| GOAL |
Pick every line from the data that holds the word "number".
══════════
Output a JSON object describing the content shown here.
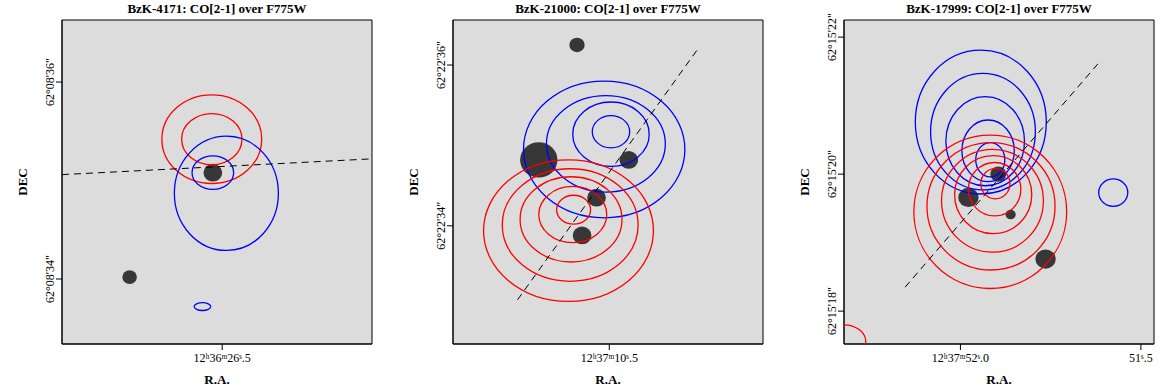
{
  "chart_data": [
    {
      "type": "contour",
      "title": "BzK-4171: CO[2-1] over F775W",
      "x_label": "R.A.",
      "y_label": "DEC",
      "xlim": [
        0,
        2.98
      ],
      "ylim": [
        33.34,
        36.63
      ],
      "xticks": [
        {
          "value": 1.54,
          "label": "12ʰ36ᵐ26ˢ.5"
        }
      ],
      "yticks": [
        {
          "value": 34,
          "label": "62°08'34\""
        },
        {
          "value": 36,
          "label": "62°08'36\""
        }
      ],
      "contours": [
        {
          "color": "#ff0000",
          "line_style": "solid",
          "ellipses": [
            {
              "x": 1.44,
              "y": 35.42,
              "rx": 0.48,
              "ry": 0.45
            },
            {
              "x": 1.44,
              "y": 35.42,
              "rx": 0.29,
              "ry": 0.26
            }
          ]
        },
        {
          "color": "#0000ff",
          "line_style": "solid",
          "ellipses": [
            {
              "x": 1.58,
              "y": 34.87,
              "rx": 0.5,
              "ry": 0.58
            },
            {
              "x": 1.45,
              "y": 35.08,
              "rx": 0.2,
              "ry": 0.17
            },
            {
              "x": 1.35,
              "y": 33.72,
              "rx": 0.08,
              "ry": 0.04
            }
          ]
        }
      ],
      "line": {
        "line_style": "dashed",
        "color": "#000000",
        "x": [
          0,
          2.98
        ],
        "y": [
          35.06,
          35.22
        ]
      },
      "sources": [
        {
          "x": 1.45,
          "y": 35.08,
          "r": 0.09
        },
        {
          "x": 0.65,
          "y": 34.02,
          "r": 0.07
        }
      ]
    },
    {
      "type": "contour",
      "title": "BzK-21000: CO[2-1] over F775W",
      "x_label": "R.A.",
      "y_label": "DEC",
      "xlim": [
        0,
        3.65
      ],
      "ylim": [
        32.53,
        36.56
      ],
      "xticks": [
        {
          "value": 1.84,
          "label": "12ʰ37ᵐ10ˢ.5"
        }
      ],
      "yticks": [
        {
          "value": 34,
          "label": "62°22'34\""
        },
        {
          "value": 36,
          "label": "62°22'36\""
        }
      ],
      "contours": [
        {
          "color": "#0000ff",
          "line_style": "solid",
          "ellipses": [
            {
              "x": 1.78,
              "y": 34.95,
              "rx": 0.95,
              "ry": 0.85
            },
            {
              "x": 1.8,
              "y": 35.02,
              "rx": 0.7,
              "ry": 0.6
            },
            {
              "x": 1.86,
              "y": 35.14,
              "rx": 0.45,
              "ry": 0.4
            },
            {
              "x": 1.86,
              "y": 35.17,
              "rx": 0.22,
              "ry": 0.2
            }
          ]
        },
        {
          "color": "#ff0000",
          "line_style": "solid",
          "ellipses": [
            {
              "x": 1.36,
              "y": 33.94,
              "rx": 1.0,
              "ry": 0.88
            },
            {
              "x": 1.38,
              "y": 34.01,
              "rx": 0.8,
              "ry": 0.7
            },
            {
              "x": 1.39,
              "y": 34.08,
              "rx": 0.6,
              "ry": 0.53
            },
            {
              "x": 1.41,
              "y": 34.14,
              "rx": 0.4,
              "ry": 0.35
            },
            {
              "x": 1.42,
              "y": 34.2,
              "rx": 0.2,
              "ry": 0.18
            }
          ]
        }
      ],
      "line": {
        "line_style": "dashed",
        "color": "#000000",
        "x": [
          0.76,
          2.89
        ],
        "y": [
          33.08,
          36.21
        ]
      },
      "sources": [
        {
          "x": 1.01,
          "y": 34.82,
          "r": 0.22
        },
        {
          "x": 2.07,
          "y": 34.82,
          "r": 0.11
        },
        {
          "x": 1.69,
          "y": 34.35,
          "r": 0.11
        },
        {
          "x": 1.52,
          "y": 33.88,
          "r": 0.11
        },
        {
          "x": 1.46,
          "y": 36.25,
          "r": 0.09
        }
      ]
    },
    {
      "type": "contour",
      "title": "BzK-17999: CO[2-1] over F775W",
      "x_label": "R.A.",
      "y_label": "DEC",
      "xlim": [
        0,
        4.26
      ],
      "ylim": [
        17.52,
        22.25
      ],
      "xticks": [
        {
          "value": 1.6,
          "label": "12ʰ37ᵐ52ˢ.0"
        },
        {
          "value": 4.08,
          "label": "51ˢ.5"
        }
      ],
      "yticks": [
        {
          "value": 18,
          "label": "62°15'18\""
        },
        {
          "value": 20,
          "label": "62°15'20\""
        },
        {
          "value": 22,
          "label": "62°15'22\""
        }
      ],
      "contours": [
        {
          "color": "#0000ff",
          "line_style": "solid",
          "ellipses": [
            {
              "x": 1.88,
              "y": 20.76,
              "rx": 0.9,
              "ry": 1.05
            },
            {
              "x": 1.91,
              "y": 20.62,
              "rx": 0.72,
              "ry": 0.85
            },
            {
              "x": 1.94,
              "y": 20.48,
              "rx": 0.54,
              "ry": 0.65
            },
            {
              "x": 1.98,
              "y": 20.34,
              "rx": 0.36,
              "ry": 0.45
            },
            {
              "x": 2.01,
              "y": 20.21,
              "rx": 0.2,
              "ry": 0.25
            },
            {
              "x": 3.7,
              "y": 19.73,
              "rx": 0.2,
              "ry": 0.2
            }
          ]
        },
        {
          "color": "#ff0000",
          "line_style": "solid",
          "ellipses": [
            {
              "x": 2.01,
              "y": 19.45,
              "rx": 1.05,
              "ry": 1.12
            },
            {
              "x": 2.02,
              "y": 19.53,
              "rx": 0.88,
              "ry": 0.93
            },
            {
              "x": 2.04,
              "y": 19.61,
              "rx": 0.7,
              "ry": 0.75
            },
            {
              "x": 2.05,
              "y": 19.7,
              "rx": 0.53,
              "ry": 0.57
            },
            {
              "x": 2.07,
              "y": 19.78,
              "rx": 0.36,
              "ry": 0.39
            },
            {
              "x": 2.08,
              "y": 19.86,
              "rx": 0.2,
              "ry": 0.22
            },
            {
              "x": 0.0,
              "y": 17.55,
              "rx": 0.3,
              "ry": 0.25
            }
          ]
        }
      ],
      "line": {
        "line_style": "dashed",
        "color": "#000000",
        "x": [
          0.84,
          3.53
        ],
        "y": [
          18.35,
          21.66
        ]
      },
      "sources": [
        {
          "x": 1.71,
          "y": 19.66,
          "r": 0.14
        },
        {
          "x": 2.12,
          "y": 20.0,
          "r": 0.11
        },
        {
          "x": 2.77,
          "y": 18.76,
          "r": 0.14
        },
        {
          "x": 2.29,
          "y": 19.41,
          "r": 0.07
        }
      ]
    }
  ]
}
══════════
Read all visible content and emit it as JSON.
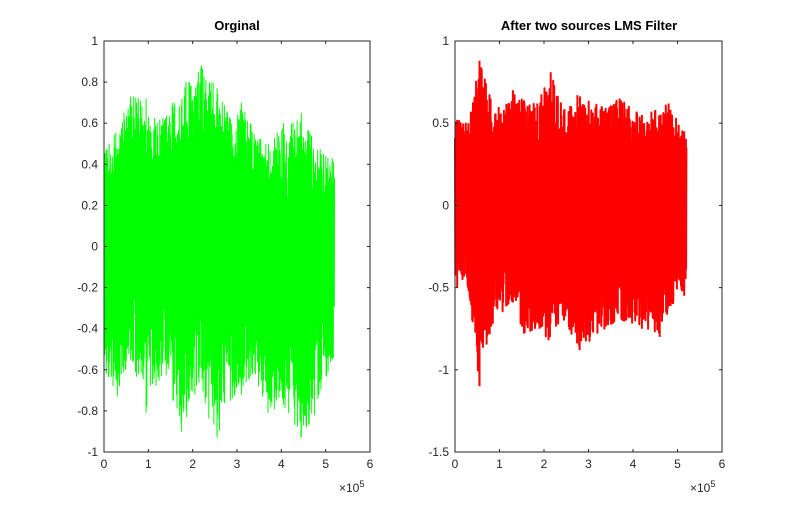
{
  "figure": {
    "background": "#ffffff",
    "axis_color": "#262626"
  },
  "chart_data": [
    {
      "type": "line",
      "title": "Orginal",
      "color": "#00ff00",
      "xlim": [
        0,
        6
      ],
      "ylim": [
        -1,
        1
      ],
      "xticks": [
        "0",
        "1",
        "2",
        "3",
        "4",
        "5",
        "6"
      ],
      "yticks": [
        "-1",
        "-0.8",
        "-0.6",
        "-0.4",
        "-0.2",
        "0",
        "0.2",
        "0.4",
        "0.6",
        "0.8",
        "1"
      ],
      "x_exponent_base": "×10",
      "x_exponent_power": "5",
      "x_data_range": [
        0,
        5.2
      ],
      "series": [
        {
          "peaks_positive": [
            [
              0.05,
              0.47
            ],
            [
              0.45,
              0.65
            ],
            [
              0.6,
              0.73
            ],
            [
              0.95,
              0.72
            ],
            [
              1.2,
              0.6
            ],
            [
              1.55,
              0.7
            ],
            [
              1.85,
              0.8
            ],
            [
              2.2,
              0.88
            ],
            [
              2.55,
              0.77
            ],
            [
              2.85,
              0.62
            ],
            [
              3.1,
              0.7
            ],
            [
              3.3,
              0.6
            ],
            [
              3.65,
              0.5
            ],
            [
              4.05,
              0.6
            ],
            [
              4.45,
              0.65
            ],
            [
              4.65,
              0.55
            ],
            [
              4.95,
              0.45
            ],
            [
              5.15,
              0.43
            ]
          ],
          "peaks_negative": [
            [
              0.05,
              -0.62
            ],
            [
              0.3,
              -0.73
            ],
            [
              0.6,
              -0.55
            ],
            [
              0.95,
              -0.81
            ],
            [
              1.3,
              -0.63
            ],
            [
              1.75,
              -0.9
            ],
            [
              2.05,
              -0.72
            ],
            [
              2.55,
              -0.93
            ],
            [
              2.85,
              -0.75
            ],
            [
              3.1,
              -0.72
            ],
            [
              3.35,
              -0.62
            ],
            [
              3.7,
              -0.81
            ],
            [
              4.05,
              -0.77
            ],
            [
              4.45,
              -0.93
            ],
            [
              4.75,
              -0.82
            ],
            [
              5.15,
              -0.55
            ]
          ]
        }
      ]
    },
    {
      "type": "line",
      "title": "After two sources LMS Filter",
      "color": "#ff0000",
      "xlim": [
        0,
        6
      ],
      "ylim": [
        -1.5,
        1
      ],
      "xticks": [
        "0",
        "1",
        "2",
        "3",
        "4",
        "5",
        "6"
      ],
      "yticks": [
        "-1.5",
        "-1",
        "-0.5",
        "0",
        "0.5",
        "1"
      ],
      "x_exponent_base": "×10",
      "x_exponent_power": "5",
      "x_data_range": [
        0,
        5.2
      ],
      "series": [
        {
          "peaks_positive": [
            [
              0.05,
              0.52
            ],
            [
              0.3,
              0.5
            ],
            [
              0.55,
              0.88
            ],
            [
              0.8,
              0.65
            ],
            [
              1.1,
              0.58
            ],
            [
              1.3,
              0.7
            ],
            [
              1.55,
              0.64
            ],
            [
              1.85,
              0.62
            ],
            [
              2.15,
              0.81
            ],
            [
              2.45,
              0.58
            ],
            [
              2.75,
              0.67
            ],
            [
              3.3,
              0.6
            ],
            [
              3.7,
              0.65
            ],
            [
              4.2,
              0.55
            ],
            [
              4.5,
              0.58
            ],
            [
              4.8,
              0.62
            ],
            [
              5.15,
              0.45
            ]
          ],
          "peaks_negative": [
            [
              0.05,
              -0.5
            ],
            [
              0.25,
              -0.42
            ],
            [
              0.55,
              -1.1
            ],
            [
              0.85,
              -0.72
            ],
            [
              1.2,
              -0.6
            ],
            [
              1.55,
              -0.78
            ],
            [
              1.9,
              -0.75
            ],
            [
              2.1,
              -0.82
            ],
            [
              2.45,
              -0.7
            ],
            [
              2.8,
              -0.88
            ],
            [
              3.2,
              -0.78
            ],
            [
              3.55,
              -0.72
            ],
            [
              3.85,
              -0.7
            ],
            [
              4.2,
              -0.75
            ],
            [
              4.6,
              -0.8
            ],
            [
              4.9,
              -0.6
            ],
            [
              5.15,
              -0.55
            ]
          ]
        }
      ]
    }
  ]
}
══════════
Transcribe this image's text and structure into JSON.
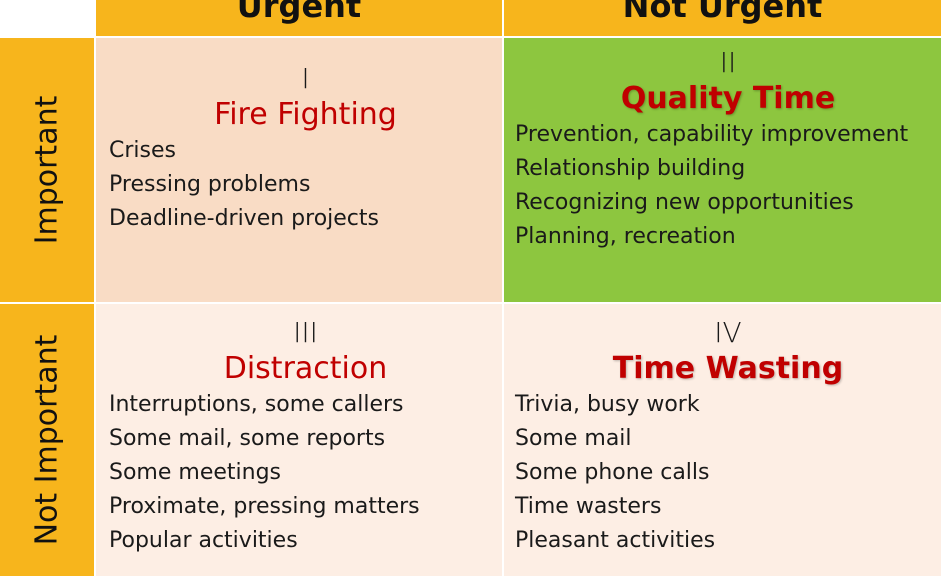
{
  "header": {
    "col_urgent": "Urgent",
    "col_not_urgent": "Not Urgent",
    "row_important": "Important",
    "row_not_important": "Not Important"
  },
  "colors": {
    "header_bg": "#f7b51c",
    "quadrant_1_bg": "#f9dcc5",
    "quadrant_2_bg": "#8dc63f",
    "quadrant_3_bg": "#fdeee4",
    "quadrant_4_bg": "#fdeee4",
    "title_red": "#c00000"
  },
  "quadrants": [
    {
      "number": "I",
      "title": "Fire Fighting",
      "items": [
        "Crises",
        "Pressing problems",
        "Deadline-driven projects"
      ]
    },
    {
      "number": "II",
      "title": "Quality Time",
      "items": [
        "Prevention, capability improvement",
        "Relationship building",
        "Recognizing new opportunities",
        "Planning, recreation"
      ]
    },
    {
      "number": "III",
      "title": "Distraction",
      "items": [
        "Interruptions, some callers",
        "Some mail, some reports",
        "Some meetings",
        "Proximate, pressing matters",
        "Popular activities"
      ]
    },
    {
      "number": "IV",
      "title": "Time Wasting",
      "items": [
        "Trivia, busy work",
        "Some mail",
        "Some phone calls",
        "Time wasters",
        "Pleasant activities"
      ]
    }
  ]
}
══════════
| RIGHT ANSWER |
      "number": "I",
      "number": "II",
      "number": "III",
      "number": "IV",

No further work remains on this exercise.